**GIVEN INSTRUCTION**
Reproduce every entry that follows word for word, but omit the images.

--- Start TASK INPUTS ---

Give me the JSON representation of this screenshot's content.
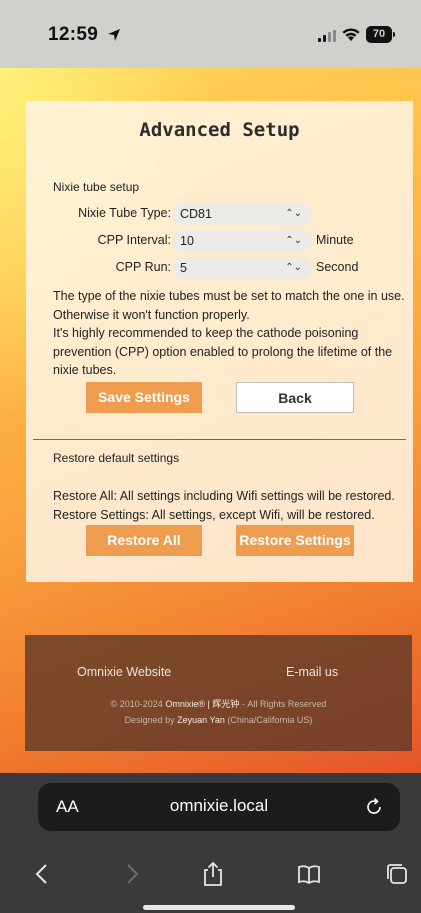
{
  "status_bar": {
    "time": "12:59",
    "battery": "70",
    "icons": [
      "location-arrow-icon",
      "signal-icon",
      "wifi-icon",
      "battery-icon"
    ]
  },
  "panel": {
    "title": "Advanced Setup",
    "nixie_section_label": "Nixie tube setup",
    "fields": {
      "tube_type": {
        "label": "Nixie Tube Type:",
        "value": "CD81"
      },
      "cpp_interval": {
        "label": "CPP Interval:",
        "value": "10",
        "unit": "Minute"
      },
      "cpp_run": {
        "label": "CPP Run:",
        "value": "5",
        "unit": "Second"
      }
    },
    "description_1": "The type of the nixie tubes must be set to match the one in use. Otherwise it won't function properly.",
    "description_2": "It's highly recommended to keep the cathode poisoning prevention (CPP) option enabled to prolong the lifetime of the nixie tubes.",
    "save_button": "Save Settings",
    "back_button": "Back",
    "restore_section_label": "Restore default settings",
    "restore_all_desc": "Restore All: All settings including Wifi settings will be restored.",
    "restore_settings_desc": "Restore Settings: All settings, except Wifi, will be restored.",
    "restore_all_button": "Restore All",
    "restore_settings_button": "Restore Settings"
  },
  "footer": {
    "website_link": "Omnixie Website",
    "email_link": "E-mail us",
    "copyright_prefix": "© 2010-2024",
    "brand": "Omnixie® | 辉光钟",
    "copyright_suffix": "- All Rights Reserved",
    "designed_by_prefix": "Designed by",
    "designer": "Zeyuan Yan",
    "designer_location": "(China/California US)"
  },
  "browser": {
    "aa_label": "AA",
    "url": "omnixie.local",
    "toolbar_icons": [
      "back-icon",
      "forward-icon",
      "share-icon",
      "bookmarks-icon",
      "tabs-icon"
    ]
  },
  "colors": {
    "accent_button": "#ee9d4e",
    "page_gradient": [
      "#ffd75a",
      "#f9a23e",
      "#e4552a"
    ],
    "footer_bg": "#5a3728",
    "browser_chrome": "#3a3a3c"
  }
}
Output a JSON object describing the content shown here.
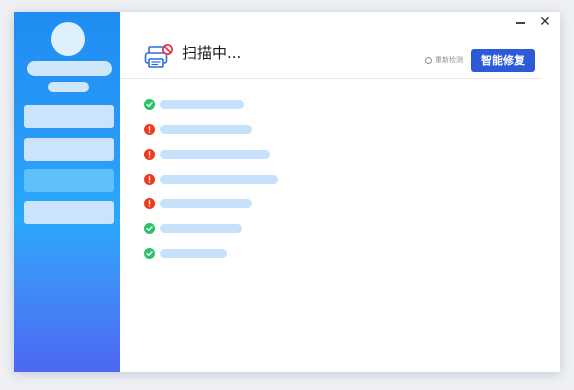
{
  "header": {
    "title": "扫描中...",
    "rescan_label": "重新检测",
    "repair_label": "智能修复"
  },
  "window_controls": {
    "minimize_icon": "minimize-icon",
    "close_icon": "close-icon",
    "close_glyph": "✕"
  },
  "sidebar": {
    "items": [
      {
        "id": "nav-1",
        "active": false
      },
      {
        "id": "nav-2",
        "active": false
      },
      {
        "id": "nav-3",
        "active": true
      },
      {
        "id": "nav-4",
        "active": false
      }
    ]
  },
  "scan_items": [
    {
      "status": "ok"
    },
    {
      "status": "error"
    },
    {
      "status": "error"
    },
    {
      "status": "error"
    },
    {
      "status": "error"
    },
    {
      "status": "ok"
    },
    {
      "status": "ok"
    }
  ],
  "colors": {
    "accent": "#2d5bd8",
    "ok": "#27c46a",
    "error": "#ee3a1e",
    "placeholder": "#c6e1fb"
  }
}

--- End TASK INPUTS ---

**OUTPUT OF THE EXERCISE**
Give me the JSON representation of this screenshot's content.
{
  "status_bar": {
    "time": "12:59",
    "battery": "70",
    "icons": [
      "location-arrow-icon",
      "signal-icon",
      "wifi-icon",
      "battery-icon"
    ]
  },
  "panel": {
    "title": "Advanced Setup",
    "nixie_section_label": "Nixie tube setup",
    "fields": {
      "tube_type": {
        "label": "Nixie Tube Type:",
        "value": "CD81"
      },
      "cpp_interval": {
        "label": "CPP Interval:",
        "value": "10",
        "unit": "Minute"
      },
      "cpp_run": {
        "label": "CPP Run:",
        "value": "5",
        "unit": "Second"
      }
    },
    "description_1": "The type of the nixie tubes must be set to match the one in use. Otherwise it won't function properly.",
    "description_2": "It's highly recommended to keep the cathode poisoning prevention (CPP) option enabled to prolong the lifetime of the nixie tubes.",
    "save_button": "Save Settings",
    "back_button": "Back",
    "restore_section_label": "Restore default settings",
    "restore_all_desc": "Restore All: All settings including Wifi settings will be restored.",
    "restore_settings_desc": "Restore Settings: All settings, except Wifi, will be restored.",
    "restore_all_button": "Restore All",
    "restore_settings_button": "Restore Settings"
  },
  "footer": {
    "website_link": "Omnixie Website",
    "email_link": "E-mail us",
    "copyright_prefix": "© 2010-2024",
    "brand": "Omnixie® | 辉光钟",
    "copyright_suffix": "- All Rights Reserved",
    "designed_by_prefix": "Designed by",
    "designer": "Zeyuan Yan",
    "designer_location": "(China/California US)"
  },
  "browser": {
    "aa_label": "AA",
    "url": "omnixie.local",
    "toolbar_icons": [
      "back-icon",
      "forward-icon",
      "share-icon",
      "bookmarks-icon",
      "tabs-icon"
    ]
  },
  "colors": {
    "accent_button": "#ee9d4e",
    "page_gradient": [
      "#ffd75a",
      "#f9a23e",
      "#e4552a"
    ],
    "footer_bg": "#5a3728",
    "browser_chrome": "#3a3a3c"
  }
}
Output a JSON object describing the content shown here.
{
  "header": {
    "title": "扫描中...",
    "rescan_label": "重新检测",
    "repair_label": "智能修复"
  },
  "window_controls": {
    "minimize_icon": "minimize-icon",
    "close_icon": "close-icon",
    "close_glyph": "✕"
  },
  "sidebar": {
    "items": [
      {
        "id": "nav-1",
        "active": false
      },
      {
        "id": "nav-2",
        "active": false
      },
      {
        "id": "nav-3",
        "active": true
      },
      {
        "id": "nav-4",
        "active": false
      }
    ]
  },
  "scan_items": [
    {
      "status": "ok"
    },
    {
      "status": "error"
    },
    {
      "status": "error"
    },
    {
      "status": "error"
    },
    {
      "status": "error"
    },
    {
      "status": "ok"
    },
    {
      "status": "ok"
    }
  ],
  "colors": {
    "accent": "#2d5bd8",
    "ok": "#27c46a",
    "error": "#ee3a1e",
    "placeholder": "#c6e1fb"
  }
}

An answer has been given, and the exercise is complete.